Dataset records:
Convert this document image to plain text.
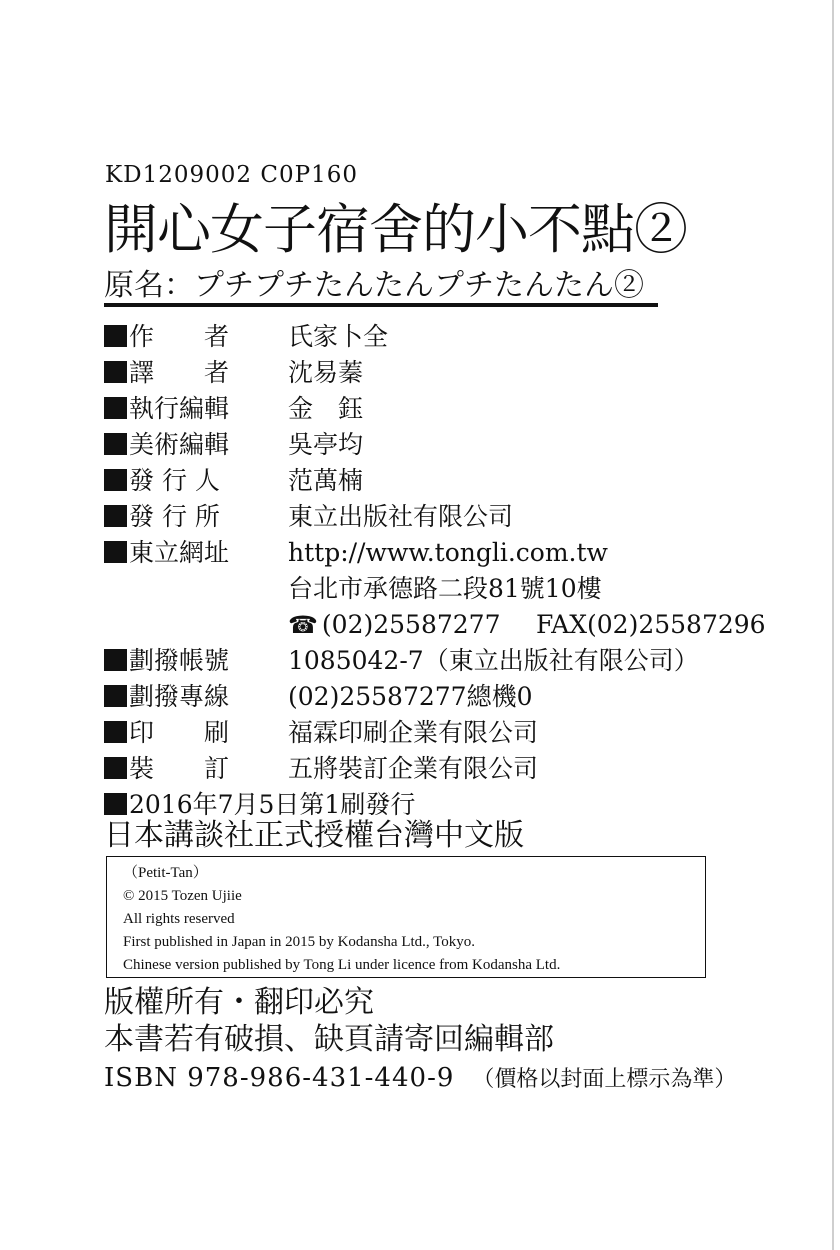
KD1209002 C0P160
開心女子宿舍的小不點②
原名：プチプチたんたんプチたんたん②
作　　者 氏家卜全
譯　　者 沈易蓁
執行編輯 金　鈺
美術編輯 吳亭均
發 行 人	范萬楠
發 行 所	東立出版社有限公司
東立網址 http://www.tongli.com.tw
台北市承德路二段81號10樓
☎ (02)25587277 FAX(02)25587296
劃撥帳號 1085042-7（東立出版社有限公司）
劃撥專線 (02)25587277總機0
印　　刷 福霖印刷企業有限公司
裝　　訂 五將裝訂企業有限公司
2016年7月5日第1刷發行
日本講談社正式授權台灣中文版
（Petit-Tan）
© 2015 Tozen Ujiie
All rights reserved
First published in Japan in 2015 by Kodansha Ltd., Tokyo.
Chinese version published by Tong Li under licence from Kodansha Ltd.
版權所有・翻印必究
本書若有破損、缺頁請寄回編輯部
ISBN 978-986-431-440-9 （價格以封面上標示為準）
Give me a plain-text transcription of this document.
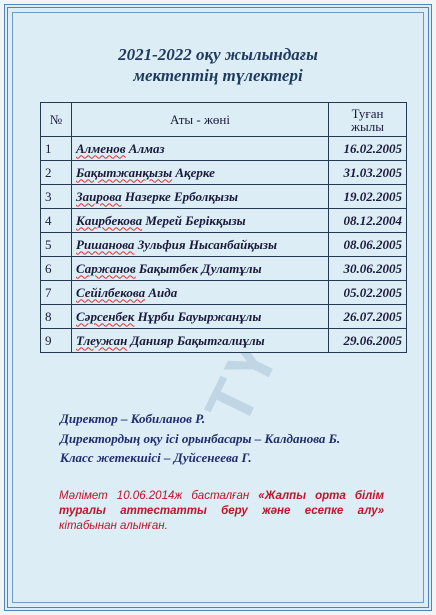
2021-2022 оқу жылындағы
мектептің түлектері
№	Аты - жөні	Туған
жылы
1	Алменов Алмаз	16.02.2005
2	Бақытжанқызы Ақерке	31.03.2005
3	Заирова Назерке Ерболқызы	19.02.2005
4	Каирбекова Мерей Берікқызы	08.12.2004
5	Ришанова Зульфия Нысанбайқызы	08.06.2005
6	Саржанов Бақытбек Дулатұлы	30.06.2005
7	Сейілбекова Аида	05.02.2005
8	Сәрсенбек Нұрби Бауыржанұлы	26.07.2005
9	Тлеужан Данияр Бақытгалиұлы	29.06.2005
Директор – Кобиланов Р.
Директордың оқу ісі орынбасары – Калданова Б.
Класс жетекшісі – Дуйсенеева Г.
Мәлімет 10.06.2014ж басталған «Жалпы орта білім туралы аттестатты беру және есепке алу» кітабынан алынған.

◆ **Do this**:
Copy out the data above exactly, except the pictures.

◆ **Problem solution**:
Convert this document image to plain text.
KD1209002 C0P160
開心女子宿舍的小不點②
原名：プチプチたんたんプチたんたん②
作　　者 氏家卜全
譯　　者 沈易蓁
執行編輯 金　鈺
美術編輯 吳亭均
發 行 人	范萬楠
發 行 所	東立出版社有限公司
東立網址 http://www.tongli.com.tw
台北市承德路二段81號10樓
☎ (02)25587277 FAX(02)25587296
劃撥帳號 1085042-7（東立出版社有限公司）
劃撥專線 (02)25587277總機0
印　　刷 福霖印刷企業有限公司
裝　　訂 五將裝訂企業有限公司
2016年7月5日第1刷發行
日本講談社正式授權台灣中文版
（Petit-Tan）
© 2015 Tozen Ujiie
All rights reserved
First published in Japan in 2015 by Kodansha Ltd., Tokyo.
Chinese version published by Tong Li under licence from Kodansha Ltd.
版權所有・翻印必究
本書若有破損、缺頁請寄回編輯部
ISBN 978-986-431-440-9 （價格以封面上標示為準）
Give me a plain-text transcription of this document.
2021-2022 оқу жылындағы
мектептің түлектері
№	Аты - жөні	Туған
жылы
1	Алменов Алмаз	16.02.2005
2	Бақытжанқызы Ақерке	31.03.2005
3	Заирова Назерке Ерболқызы	19.02.2005
4	Каирбекова Мерей Берікқызы	08.12.2004
5	Ришанова Зульфия Нысанбайқызы	08.06.2005
6	Саржанов Бақытбек Дулатұлы	30.06.2005
7	Сейілбекова Аида	05.02.2005
8	Сәрсенбек Нұрби Бауыржанұлы	26.07.2005
9	Тлеужан Данияр Бақытгалиұлы	29.06.2005
Директор – Кобиланов Р.
Директордың оқу ісі орынбасары – Калданова Б.
Класс жетекшісі – Дуйсенеева Г.
Мәлімет 10.06.2014ж басталған «Жалпы орта білім туралы аттестатты беру және есепке алу» кітабынан алынған.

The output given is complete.